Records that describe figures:
---------------

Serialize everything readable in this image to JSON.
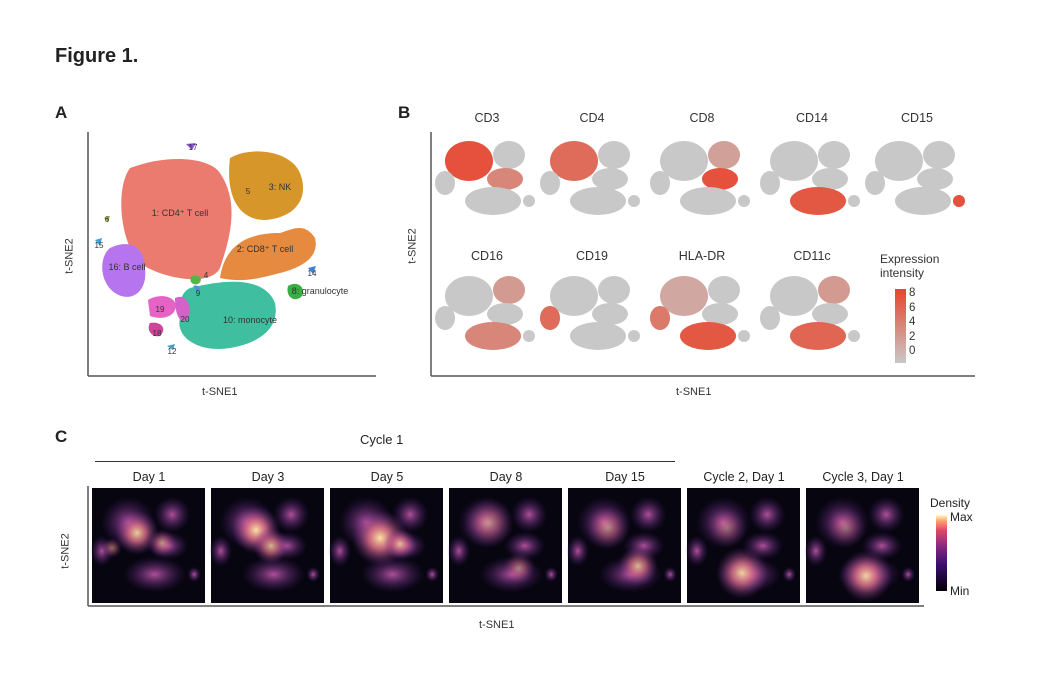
{
  "figure_title": "Figure 1.",
  "panel_a": {
    "label": "A",
    "xlabel": "t-SNE1",
    "ylabel": "t-SNE2",
    "clusters": [
      {
        "id": "1",
        "text": "1: CD4⁺ T cell",
        "color": "#ec7b6f"
      },
      {
        "id": "2",
        "text": "2: CD8⁺ T cell",
        "color": "#e58a3f"
      },
      {
        "id": "3",
        "text": "3: NK",
        "color": "#d7962a"
      },
      {
        "id": "5",
        "text": "5",
        "color": "#d7962a"
      },
      {
        "id": "16",
        "text": "16: B cell",
        "color": "#b774ef"
      },
      {
        "id": "10",
        "text": "10: monocyte",
        "color": "#3fbea0"
      },
      {
        "id": "8",
        "text": "8: granulocyte",
        "color": "#3aad45"
      },
      {
        "id": "19",
        "text": "19",
        "color": "#e663c6"
      },
      {
        "id": "20",
        "text": "20",
        "color": "#d462c8"
      },
      {
        "id": "18",
        "text": "18",
        "color": "#d0449a"
      },
      {
        "id": "4",
        "text": "4",
        "color": "#57b547"
      },
      {
        "id": "9",
        "text": "9",
        "color": "#4f8ee6"
      },
      {
        "id": "12",
        "text": "12",
        "color": "#43a0c8"
      },
      {
        "id": "14",
        "text": "14",
        "color": "#3b7fd8"
      },
      {
        "id": "17",
        "text": "17",
        "color": "#8a52d6"
      },
      {
        "id": "6",
        "text": "6",
        "color": "#8cae2f"
      },
      {
        "id": "15",
        "text": "15",
        "color": "#3aa5d8"
      }
    ]
  },
  "panel_b": {
    "label": "B",
    "xlabel": "t-SNE1",
    "ylabel": "t-SNE2",
    "markers": [
      "CD3",
      "CD4",
      "CD8",
      "CD14",
      "CD15",
      "CD16",
      "CD19",
      "HLA-DR",
      "CD11c"
    ],
    "legend": {
      "title_line1": "Expression",
      "title_line2": "intensity",
      "ticks": [
        "8",
        "6",
        "4",
        "2",
        "0"
      ],
      "color_low": "#c8c8c8",
      "color_high": "#e8442c"
    }
  },
  "panel_c": {
    "label": "C",
    "group_label": "Cycle 1",
    "xlabel": "t-SNE1",
    "ylabel": "t-SNE2",
    "timepoints": [
      "Day 1",
      "Day 3",
      "Day 5",
      "Day 8",
      "Day 15",
      "Cycle 2, Day 1",
      "Cycle 3, Day 1"
    ],
    "legend": {
      "title": "Density",
      "max": "Max",
      "min": "Min"
    }
  }
}
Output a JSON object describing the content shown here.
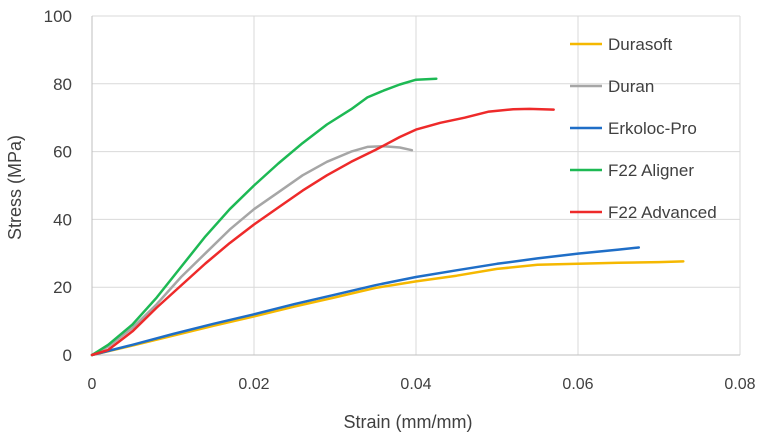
{
  "chart_data": {
    "type": "line",
    "title": "",
    "xlabel": "Strain (mm/mm)",
    "ylabel": "Stress (MPa)",
    "xlim": [
      0,
      0.08
    ],
    "ylim": [
      0,
      100
    ],
    "x_ticks": [
      0,
      0.02,
      0.04,
      0.06,
      0.08
    ],
    "x_tick_labels": [
      "0",
      "0.02",
      "0.04",
      "0.06",
      "0.08"
    ],
    "y_ticks": [
      0,
      20,
      40,
      60,
      80,
      100
    ],
    "y_tick_labels": [
      "0",
      "20",
      "40",
      "60",
      "80",
      "100"
    ],
    "grid": true,
    "legend": "right",
    "series": [
      {
        "name": "Durasoft",
        "color": "#f5b800",
        "x": [
          0,
          0.005,
          0.01,
          0.015,
          0.02,
          0.025,
          0.03,
          0.035,
          0.04,
          0.045,
          0.05,
          0.055,
          0.06,
          0.065,
          0.07,
          0.073
        ],
        "y": [
          0,
          2.8,
          5.7,
          8.6,
          11.4,
          14.3,
          17,
          19.8,
          21.7,
          23.4,
          25.4,
          26.6,
          26.9,
          27.2,
          27.4,
          27.6
        ]
      },
      {
        "name": "Duran",
        "color": "#a6a6a6",
        "x": [
          0,
          0.002,
          0.005,
          0.008,
          0.011,
          0.014,
          0.017,
          0.02,
          0.023,
          0.026,
          0.029,
          0.032,
          0.034,
          0.036,
          0.038,
          0.0395
        ],
        "y": [
          0,
          2.5,
          8,
          15,
          23,
          30,
          37,
          43,
          48,
          53,
          57,
          60,
          61.4,
          61.6,
          61.2,
          60.4
        ]
      },
      {
        "name": "Erkoloc-Pro",
        "color": "#1f6ec7",
        "x": [
          0,
          0.005,
          0.01,
          0.015,
          0.02,
          0.025,
          0.03,
          0.035,
          0.04,
          0.045,
          0.05,
          0.055,
          0.06,
          0.065,
          0.0675
        ],
        "y": [
          0,
          3,
          6.2,
          9.2,
          12,
          15,
          17.8,
          20.6,
          23,
          25,
          26.9,
          28.5,
          29.9,
          31.1,
          31.7
        ]
      },
      {
        "name": "F22 Aligner",
        "color": "#1db954",
        "x": [
          0,
          0.002,
          0.005,
          0.008,
          0.011,
          0.014,
          0.017,
          0.02,
          0.023,
          0.026,
          0.029,
          0.032,
          0.034,
          0.036,
          0.038,
          0.04,
          0.0425
        ],
        "y": [
          0,
          3,
          9,
          17,
          26,
          35,
          43,
          50,
          56.5,
          62.5,
          68,
          72.5,
          76,
          78,
          79.8,
          81.2,
          81.5
        ]
      },
      {
        "name": "F22 Advanced",
        "color": "#ee2a2a",
        "x": [
          0,
          0.002,
          0.005,
          0.008,
          0.011,
          0.014,
          0.017,
          0.02,
          0.023,
          0.026,
          0.029,
          0.032,
          0.035,
          0.038,
          0.04,
          0.043,
          0.046,
          0.049,
          0.052,
          0.054,
          0.057
        ],
        "y": [
          0,
          1.5,
          7,
          14,
          20.5,
          27,
          33,
          38.5,
          43.5,
          48.5,
          53,
          57,
          60.5,
          64.3,
          66.5,
          68.5,
          70,
          71.8,
          72.5,
          72.6,
          72.4
        ]
      }
    ]
  }
}
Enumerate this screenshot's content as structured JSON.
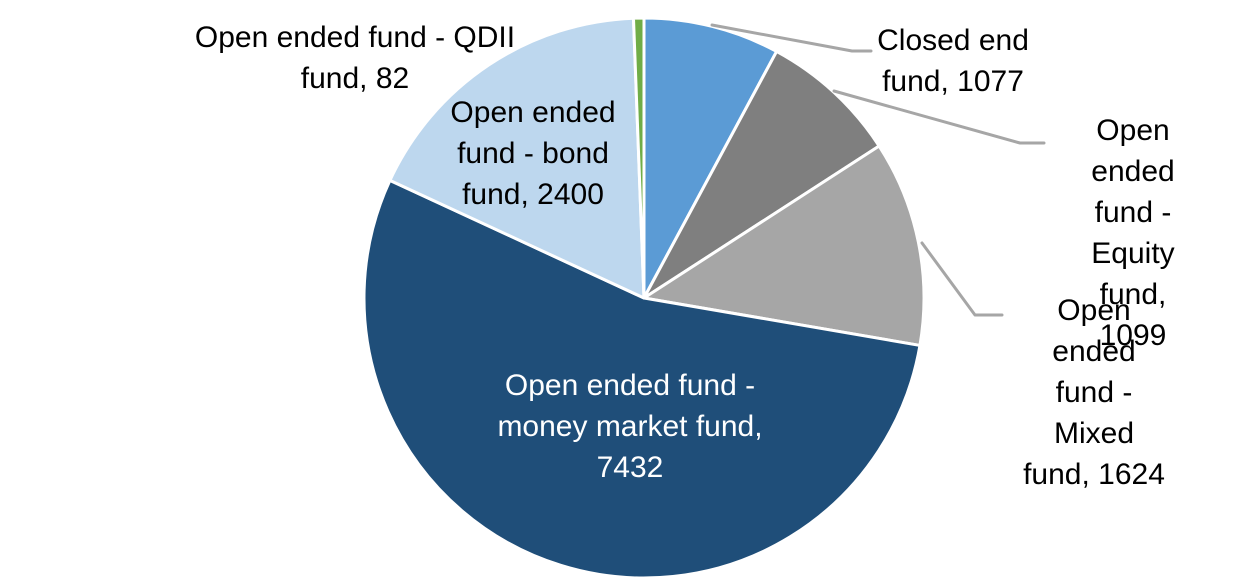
{
  "page": {
    "background_color": "#FFFFFF"
  },
  "chart_data": {
    "type": "pie",
    "title": "",
    "total": 13714,
    "direction": "clockwise",
    "start_angle_deg": 0,
    "legend_position": "none",
    "gridlines": "off",
    "slice_border_color": "#FFFFFF",
    "leader_line_color": "#A6A6A6",
    "slices": [
      {
        "id": "closed_end",
        "label": "Closed end fund",
        "value": 1077,
        "color": "#5B9BD5",
        "data_label": "Closed end\nfund, 1077",
        "label_color": "#000000",
        "label_position": "outside",
        "leader_line": true
      },
      {
        "id": "equity",
        "label": "Open ended fund - Equity fund",
        "value": 1099,
        "color": "#7F7F7F",
        "data_label": "Open ended\nfund - Equity\nfund, 1099",
        "label_color": "#000000",
        "label_position": "outside",
        "leader_line": true
      },
      {
        "id": "mixed",
        "label": "Open ended fund - Mixed fund",
        "value": 1624,
        "color": "#A6A6A6",
        "data_label": "Open ended\nfund - Mixed\nfund, 1624",
        "label_color": "#000000",
        "label_position": "outside",
        "leader_line": true
      },
      {
        "id": "money_market",
        "label": "Open ended fund - money market fund",
        "value": 7432,
        "color": "#1F4E79",
        "data_label": "Open ended fund -\nmoney market fund,\n7432",
        "label_color": "#FFFFFF",
        "label_position": "inside",
        "leader_line": false
      },
      {
        "id": "bond",
        "label": "Open ended fund - bond fund",
        "value": 2400,
        "color": "#BDD7EE",
        "data_label": "Open ended\nfund - bond\nfund, 2400",
        "label_color": "#000000",
        "label_position": "inside",
        "leader_line": false
      },
      {
        "id": "qdii",
        "label": "Open ended fund - QDII fund",
        "value": 82,
        "color": "#70AD47",
        "data_label": "Open ended fund - QDII\nfund, 82",
        "label_color": "#000000",
        "label_position": "outside",
        "leader_line": false
      }
    ]
  }
}
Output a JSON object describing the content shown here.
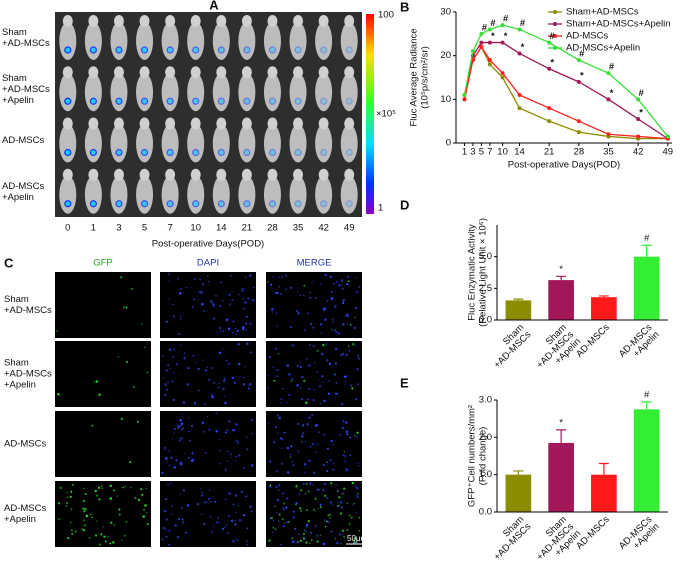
{
  "panel_a": {
    "label": "A",
    "rows": [
      [
        "Sham",
        "+AD-MSCs"
      ],
      [
        "Sham",
        "+AD-MSCs",
        "+Apelin"
      ],
      [
        "AD-MSCs"
      ],
      [
        "AD-MSCs",
        "+Apelin"
      ]
    ],
    "days": [
      0,
      1,
      3,
      5,
      7,
      10,
      14,
      21,
      28,
      35,
      42,
      49
    ],
    "xlabel": "Post-operative Days(POD)",
    "colorbar": {
      "ticks": [
        100,
        1
      ],
      "unit": "×10⁵"
    }
  },
  "panel_c": {
    "label": "C",
    "columns": [
      "GFP",
      "DAPI",
      "MERGE"
    ],
    "rows": [
      [
        "Sham",
        "+AD-MSCs"
      ],
      [
        "Sham",
        "+AD-MSCs",
        "+Apelin"
      ],
      [
        "AD-MSCs"
      ],
      [
        "AD-MSCs",
        "+Apelin"
      ]
    ],
    "scale_bar": "50μm"
  },
  "chart_data": [
    {
      "type": "line",
      "label": "B",
      "ylabel": [
        "Fluc Average Radiance",
        "(10⁵p/s/cm²/sr)"
      ],
      "xlabel": "Post-operative Days(POD)",
      "x": [
        1,
        3,
        5,
        7,
        10,
        14,
        21,
        28,
        35,
        42,
        49
      ],
      "xlim": [
        -1,
        50
      ],
      "xticks": [
        1,
        3,
        5,
        7,
        10,
        14,
        21,
        28,
        35,
        42,
        49
      ],
      "ylim": [
        0,
        30
      ],
      "yticks": [
        0,
        10,
        20,
        30
      ],
      "series": [
        {
          "name": "Sham+AD-MSCs",
          "color": "#8c8c00",
          "values": [
            10,
            19,
            22,
            18,
            15,
            8,
            5,
            2.5,
            1.5,
            1,
            1
          ]
        },
        {
          "name": "Sham+AD-MSCs+Apelin",
          "color": "#a0185a",
          "values": [
            11,
            20,
            23,
            23,
            23,
            20.5,
            17,
            14,
            10,
            5.5,
            1
          ]
        },
        {
          "name": "AD-MSCs",
          "color": "#ff2020",
          "values": [
            10,
            19,
            22,
            19,
            16,
            11,
            8,
            5,
            2,
            1.5,
            1
          ]
        },
        {
          "name": "AD-MSCs+Apelin",
          "color": "#33e033",
          "values": [
            11,
            21,
            25,
            26,
            27,
            26,
            23,
            19,
            16,
            10,
            1.5
          ]
        }
      ],
      "annotations": [
        {
          "text": "#",
          "x": 5,
          "y": 25
        },
        {
          "text": "#",
          "x": 7,
          "y": 26
        },
        {
          "text": "#",
          "x": 10,
          "y": 27
        },
        {
          "text": "#",
          "x": 14,
          "y": 26
        },
        {
          "text": "#",
          "x": 21,
          "y": 23
        },
        {
          "text": "#",
          "x": 28,
          "y": 19
        },
        {
          "text": "#",
          "x": 35,
          "y": 16
        },
        {
          "text": "#",
          "x": 42,
          "y": 10
        },
        {
          "text": "*",
          "x": 7,
          "y": 23
        },
        {
          "text": "*",
          "x": 10,
          "y": 23
        },
        {
          "text": "*",
          "x": 14,
          "y": 20.5
        },
        {
          "text": "*",
          "x": 21,
          "y": 17
        },
        {
          "text": "*",
          "x": 28,
          "y": 14
        },
        {
          "text": "*",
          "x": 35,
          "y": 10
        },
        {
          "text": "*",
          "x": 42,
          "y": 5.5
        }
      ]
    },
    {
      "type": "bar",
      "label": "D",
      "ylabel": [
        "Fluc Enzymatic Activity",
        "(Relative Light Unit × 10⁶)"
      ],
      "categories": [
        [
          "Sham",
          "+AD-MSCs"
        ],
        [
          "Sham",
          "+AD-MSCs",
          "+Apelin"
        ],
        [
          "AD-MSCs"
        ],
        [
          "AD-MSCs",
          "+Apelin"
        ]
      ],
      "values": [
        1.55,
        3.15,
        1.8,
        5.0
      ],
      "errors": [
        0.1,
        0.3,
        0.1,
        0.9
      ],
      "colors": [
        "#8c8c00",
        "#a0185a",
        "#ff1a1a",
        "#33ee33"
      ],
      "annotations": [
        null,
        "*",
        null,
        "#"
      ],
      "ylim": [
        0,
        7.5
      ],
      "yticks": [
        {
          "value": 0,
          "label": "0.0"
        },
        {
          "value": 2.5,
          "label": "2.5"
        },
        {
          "value": 5,
          "label": "5.0"
        }
      ]
    },
    {
      "type": "bar",
      "label": "E",
      "ylabel": [
        "GFP⁺Cell numbers/mm²",
        "(Fold change)"
      ],
      "categories": [
        [
          "Sham",
          "+AD-MSCs"
        ],
        [
          "Sham",
          "+AD-MSCs",
          "+Apelin"
        ],
        [
          "AD-MSCs"
        ],
        [
          "AD-MSCs",
          "+Apelin"
        ]
      ],
      "values": [
        1.0,
        1.85,
        1.0,
        2.75
      ],
      "errors": [
        0.1,
        0.35,
        0.3,
        0.2
      ],
      "colors": [
        "#8c8c00",
        "#a0185a",
        "#ff1a1a",
        "#33ee33"
      ],
      "annotations": [
        null,
        "*",
        null,
        "#"
      ],
      "ylim": [
        0,
        3
      ],
      "yticks": [
        {
          "value": 0,
          "label": "0.0"
        },
        {
          "value": 1,
          "label": "1.0"
        },
        {
          "value": 2,
          "label": "2.0"
        },
        {
          "value": 3,
          "label": "3.0"
        }
      ]
    }
  ]
}
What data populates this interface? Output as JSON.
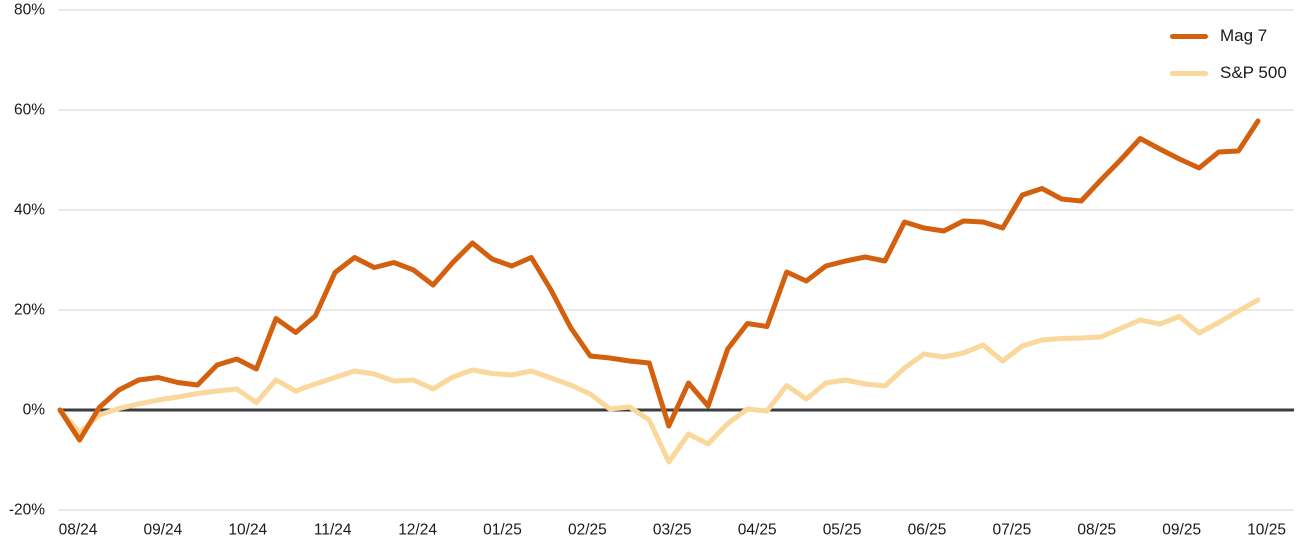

---------------

## GOAL:
Copy the lines from the entries above in which the word "Fluc" appears.

## RESULT:
        "Fluc Average Radiance",
        "Fluc Enzymatic Activity",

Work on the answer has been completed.